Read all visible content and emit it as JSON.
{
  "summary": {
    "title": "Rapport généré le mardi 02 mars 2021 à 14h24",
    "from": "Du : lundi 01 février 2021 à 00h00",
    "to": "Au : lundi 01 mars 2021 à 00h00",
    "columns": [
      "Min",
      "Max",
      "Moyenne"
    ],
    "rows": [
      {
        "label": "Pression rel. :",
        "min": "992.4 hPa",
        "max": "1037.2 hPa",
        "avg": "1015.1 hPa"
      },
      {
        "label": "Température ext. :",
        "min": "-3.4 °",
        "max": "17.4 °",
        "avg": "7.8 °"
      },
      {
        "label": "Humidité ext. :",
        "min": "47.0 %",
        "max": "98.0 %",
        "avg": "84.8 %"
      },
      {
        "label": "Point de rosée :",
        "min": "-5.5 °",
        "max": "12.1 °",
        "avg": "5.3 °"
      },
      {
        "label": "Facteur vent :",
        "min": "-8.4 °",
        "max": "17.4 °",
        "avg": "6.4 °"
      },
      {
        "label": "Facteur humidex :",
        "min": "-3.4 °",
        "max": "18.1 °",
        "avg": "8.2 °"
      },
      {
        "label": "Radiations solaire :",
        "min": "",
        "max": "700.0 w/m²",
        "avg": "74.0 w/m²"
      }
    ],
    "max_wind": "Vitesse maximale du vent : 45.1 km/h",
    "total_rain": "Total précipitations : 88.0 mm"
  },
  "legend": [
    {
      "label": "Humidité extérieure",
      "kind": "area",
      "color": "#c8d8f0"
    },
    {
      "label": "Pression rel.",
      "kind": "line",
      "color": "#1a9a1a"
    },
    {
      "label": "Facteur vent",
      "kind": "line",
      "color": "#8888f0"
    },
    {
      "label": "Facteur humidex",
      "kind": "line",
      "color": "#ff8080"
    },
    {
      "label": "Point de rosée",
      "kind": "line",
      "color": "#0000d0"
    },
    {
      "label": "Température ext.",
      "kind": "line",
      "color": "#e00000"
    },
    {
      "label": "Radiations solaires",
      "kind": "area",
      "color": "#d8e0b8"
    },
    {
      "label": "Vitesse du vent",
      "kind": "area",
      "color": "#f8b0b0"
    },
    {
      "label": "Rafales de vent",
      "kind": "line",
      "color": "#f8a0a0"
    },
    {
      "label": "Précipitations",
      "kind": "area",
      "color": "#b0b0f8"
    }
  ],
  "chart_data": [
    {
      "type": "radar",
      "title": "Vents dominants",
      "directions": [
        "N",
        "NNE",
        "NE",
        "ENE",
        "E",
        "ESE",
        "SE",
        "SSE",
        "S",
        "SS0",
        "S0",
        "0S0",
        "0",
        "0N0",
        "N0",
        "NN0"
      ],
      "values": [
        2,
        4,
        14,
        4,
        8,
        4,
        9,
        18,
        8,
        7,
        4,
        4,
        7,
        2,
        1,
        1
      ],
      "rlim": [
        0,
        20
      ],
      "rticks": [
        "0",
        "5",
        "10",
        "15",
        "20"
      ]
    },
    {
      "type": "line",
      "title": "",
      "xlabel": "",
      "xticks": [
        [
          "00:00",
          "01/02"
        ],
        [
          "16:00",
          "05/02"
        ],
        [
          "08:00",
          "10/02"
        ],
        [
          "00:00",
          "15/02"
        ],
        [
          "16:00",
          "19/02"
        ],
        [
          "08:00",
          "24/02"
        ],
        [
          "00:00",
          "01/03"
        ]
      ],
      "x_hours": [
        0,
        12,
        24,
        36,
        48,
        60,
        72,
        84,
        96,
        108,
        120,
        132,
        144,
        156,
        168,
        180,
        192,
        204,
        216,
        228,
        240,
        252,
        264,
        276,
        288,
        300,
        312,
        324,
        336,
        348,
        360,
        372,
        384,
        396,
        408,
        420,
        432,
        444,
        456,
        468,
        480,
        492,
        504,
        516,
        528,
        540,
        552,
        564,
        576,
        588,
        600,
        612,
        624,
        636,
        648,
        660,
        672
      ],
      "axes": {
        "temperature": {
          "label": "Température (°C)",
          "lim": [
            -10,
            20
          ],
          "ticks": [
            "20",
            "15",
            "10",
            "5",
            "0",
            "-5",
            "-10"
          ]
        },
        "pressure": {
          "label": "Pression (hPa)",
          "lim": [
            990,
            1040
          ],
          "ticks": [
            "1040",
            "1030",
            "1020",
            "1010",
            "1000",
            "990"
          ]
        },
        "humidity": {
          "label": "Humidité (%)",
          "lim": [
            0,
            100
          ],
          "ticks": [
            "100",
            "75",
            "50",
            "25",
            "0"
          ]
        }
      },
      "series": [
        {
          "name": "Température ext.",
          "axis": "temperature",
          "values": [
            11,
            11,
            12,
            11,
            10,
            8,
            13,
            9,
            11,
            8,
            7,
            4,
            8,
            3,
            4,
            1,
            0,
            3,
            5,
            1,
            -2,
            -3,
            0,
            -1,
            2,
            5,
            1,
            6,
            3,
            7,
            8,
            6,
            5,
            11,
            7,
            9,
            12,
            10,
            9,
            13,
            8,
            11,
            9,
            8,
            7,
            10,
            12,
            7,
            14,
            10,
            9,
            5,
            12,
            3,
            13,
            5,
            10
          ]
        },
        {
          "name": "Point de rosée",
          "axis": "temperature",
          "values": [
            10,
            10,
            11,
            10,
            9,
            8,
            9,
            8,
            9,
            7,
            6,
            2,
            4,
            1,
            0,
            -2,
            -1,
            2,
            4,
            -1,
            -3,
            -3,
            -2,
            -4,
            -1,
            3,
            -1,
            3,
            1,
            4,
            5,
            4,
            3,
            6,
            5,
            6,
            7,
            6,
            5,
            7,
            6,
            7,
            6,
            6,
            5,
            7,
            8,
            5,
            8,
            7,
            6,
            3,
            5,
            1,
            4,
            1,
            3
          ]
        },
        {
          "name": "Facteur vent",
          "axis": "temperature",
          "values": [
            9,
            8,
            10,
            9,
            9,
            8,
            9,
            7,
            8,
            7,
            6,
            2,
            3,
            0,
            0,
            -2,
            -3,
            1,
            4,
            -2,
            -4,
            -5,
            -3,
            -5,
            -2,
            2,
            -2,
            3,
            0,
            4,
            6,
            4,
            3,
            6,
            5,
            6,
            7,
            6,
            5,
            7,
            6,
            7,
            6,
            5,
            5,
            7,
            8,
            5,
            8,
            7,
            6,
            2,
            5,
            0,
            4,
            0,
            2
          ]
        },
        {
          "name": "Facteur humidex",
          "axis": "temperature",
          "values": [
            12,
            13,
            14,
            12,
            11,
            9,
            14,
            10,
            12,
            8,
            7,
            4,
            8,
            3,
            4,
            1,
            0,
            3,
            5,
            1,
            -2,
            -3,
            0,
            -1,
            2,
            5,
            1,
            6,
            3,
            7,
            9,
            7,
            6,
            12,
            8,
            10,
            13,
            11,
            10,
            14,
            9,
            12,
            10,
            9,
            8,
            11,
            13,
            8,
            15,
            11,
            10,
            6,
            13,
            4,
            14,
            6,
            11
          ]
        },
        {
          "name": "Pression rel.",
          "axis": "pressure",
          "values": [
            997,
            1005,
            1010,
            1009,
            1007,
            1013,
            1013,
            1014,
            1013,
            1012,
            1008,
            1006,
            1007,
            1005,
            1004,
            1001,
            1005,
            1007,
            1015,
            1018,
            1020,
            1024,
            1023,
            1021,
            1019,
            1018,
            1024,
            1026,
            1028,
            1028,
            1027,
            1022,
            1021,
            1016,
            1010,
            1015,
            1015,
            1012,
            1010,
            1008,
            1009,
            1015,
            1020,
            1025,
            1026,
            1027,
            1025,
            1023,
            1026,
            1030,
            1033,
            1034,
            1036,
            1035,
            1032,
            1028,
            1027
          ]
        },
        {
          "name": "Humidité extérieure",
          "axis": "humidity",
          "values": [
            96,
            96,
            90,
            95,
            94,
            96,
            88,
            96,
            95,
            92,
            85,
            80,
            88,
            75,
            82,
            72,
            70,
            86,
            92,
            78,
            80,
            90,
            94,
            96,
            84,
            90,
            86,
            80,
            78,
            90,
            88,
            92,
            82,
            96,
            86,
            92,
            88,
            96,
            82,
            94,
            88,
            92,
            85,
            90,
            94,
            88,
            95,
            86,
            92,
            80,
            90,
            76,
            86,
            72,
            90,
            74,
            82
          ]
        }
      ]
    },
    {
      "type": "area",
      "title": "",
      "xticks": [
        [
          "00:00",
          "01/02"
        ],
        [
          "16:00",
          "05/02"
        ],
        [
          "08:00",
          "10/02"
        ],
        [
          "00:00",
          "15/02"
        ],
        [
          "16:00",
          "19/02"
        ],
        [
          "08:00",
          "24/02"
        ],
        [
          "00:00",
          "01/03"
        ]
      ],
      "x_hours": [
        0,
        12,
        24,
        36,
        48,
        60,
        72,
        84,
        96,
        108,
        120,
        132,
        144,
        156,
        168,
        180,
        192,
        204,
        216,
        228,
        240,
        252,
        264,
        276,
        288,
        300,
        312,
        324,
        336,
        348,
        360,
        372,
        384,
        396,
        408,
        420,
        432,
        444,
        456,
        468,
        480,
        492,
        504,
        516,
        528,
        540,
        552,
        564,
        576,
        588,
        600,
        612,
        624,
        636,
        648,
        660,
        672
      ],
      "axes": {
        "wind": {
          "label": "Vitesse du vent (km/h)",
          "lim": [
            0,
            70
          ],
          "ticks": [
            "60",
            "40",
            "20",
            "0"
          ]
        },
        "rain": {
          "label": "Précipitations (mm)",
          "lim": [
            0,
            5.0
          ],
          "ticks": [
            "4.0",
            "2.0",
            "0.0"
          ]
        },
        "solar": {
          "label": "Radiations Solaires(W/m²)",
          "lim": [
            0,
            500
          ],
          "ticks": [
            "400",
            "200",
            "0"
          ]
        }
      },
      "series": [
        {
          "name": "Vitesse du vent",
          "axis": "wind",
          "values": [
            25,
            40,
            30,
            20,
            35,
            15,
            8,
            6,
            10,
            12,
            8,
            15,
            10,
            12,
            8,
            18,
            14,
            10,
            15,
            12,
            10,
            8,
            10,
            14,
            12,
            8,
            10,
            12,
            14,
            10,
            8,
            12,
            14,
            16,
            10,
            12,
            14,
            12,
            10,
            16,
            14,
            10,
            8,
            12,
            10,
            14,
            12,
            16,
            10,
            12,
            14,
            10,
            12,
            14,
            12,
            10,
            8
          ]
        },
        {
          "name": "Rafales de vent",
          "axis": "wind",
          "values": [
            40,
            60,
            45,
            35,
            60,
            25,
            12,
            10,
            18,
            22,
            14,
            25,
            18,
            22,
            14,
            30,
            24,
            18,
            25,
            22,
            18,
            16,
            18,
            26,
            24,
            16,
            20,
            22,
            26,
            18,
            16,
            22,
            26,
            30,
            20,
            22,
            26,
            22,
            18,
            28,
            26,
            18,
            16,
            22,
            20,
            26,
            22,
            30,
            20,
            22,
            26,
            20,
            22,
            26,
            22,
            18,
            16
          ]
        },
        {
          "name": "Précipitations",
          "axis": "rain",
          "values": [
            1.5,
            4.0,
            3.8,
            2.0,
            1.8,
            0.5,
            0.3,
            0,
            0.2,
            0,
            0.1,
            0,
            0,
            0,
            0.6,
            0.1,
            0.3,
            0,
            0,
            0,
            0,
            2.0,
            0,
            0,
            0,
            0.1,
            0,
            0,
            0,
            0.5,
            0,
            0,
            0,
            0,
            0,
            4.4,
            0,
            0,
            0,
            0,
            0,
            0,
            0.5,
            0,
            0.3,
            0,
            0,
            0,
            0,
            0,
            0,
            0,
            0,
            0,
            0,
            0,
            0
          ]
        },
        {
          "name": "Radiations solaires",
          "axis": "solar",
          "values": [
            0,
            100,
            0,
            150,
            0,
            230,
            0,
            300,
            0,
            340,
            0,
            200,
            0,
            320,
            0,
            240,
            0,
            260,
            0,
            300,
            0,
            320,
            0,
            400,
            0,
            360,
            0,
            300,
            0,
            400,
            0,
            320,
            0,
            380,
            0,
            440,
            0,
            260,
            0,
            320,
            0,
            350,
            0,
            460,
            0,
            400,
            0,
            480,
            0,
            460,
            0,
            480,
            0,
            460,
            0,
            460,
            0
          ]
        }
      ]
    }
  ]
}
+-------+
__Exercise requirements__:
Lines that hold "Humidité" are the ones to copy; find all of them.

__Solution to this exercise__:
        "label": "Humidité ext. :",
      "label": "Humidité extérieure",
          "label": "Humidité (%)",
          "name": "Humidité extérieure",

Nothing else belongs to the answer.